> _The request_:
Transcribe the material below exactly as it appears.

> _Provided information_:
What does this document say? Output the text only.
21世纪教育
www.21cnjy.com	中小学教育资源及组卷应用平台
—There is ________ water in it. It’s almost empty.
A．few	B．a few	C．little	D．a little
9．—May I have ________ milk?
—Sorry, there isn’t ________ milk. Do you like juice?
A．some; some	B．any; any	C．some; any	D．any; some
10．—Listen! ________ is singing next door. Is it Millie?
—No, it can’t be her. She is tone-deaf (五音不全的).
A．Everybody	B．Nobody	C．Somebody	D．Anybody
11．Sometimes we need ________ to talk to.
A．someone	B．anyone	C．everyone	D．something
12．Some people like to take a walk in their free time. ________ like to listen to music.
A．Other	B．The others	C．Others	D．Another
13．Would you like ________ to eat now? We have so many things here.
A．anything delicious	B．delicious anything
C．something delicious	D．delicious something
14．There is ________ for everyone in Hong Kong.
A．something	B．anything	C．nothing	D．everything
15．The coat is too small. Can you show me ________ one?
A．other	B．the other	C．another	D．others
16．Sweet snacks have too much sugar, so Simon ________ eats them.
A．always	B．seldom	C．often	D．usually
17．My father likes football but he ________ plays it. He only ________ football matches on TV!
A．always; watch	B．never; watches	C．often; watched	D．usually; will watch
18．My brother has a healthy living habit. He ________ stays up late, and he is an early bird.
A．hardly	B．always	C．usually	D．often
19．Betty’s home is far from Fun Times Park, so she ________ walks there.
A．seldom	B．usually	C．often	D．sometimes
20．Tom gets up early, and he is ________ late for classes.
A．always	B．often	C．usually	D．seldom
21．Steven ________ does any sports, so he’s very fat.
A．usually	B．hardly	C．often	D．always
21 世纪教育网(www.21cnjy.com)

> _Finished exercise_:
What does this document say? Output the text only.
21世纪教育
www.21cnjy.com	中小学教育资源及组卷应用平台
—There is ________ water in it. It’s almost empty.
A．few	B．a few	C．little	D．a little
9．—May I have ________ milk?
—Sorry, there isn’t ________ milk. Do you like juice?
A．some; some	B．any; any	C．some; any	D．any; some
10．—Listen! ________ is singing next door. Is it Millie?
—No, it can’t be her. She is tone-deaf (五音不全的).
A．Everybody	B．Nobody	C．Somebody	D．Anybody
11．Sometimes we need ________ to talk to.
A．someone	B．anyone	C．everyone	D．something
12．Some people like to take a walk in their free time. ________ like to listen to music.
A．Other	B．The others	C．Others	D．Another
13．Would you like ________ to eat now? We have so many things here.
A．anything delicious	B．delicious anything
C．something delicious	D．delicious something
14．There is ________ for everyone in Hong Kong.
A．something	B．anything	C．nothing	D．everything
15．The coat is too small. Can you show me ________ one?
A．other	B．the other	C．another	D．others
16．Sweet snacks have too much sugar, so Simon ________ eats them.
A．always	B．seldom	C．often	D．usually
17．My father likes football but he ________ plays it. He only ________ football matches on TV!
A．always; watch	B．never; watches	C．often; watched	D．usually; will watch
18．My brother has a healthy living habit. He ________ stays up late, and he is an early bird.
A．hardly	B．always	C．usually	D．often
19．Betty’s home is far from Fun Times Park, so she ________ walks there.
A．seldom	B．usually	C．often	D．sometimes
20．Tom gets up early, and he is ________ late for classes.
A．always	B．often	C．usually	D．seldom
21．Steven ________ does any sports, so he’s very fat.
A．usually	B．hardly	C．often	D．always
21 世纪教育网(www.21cnjy.com)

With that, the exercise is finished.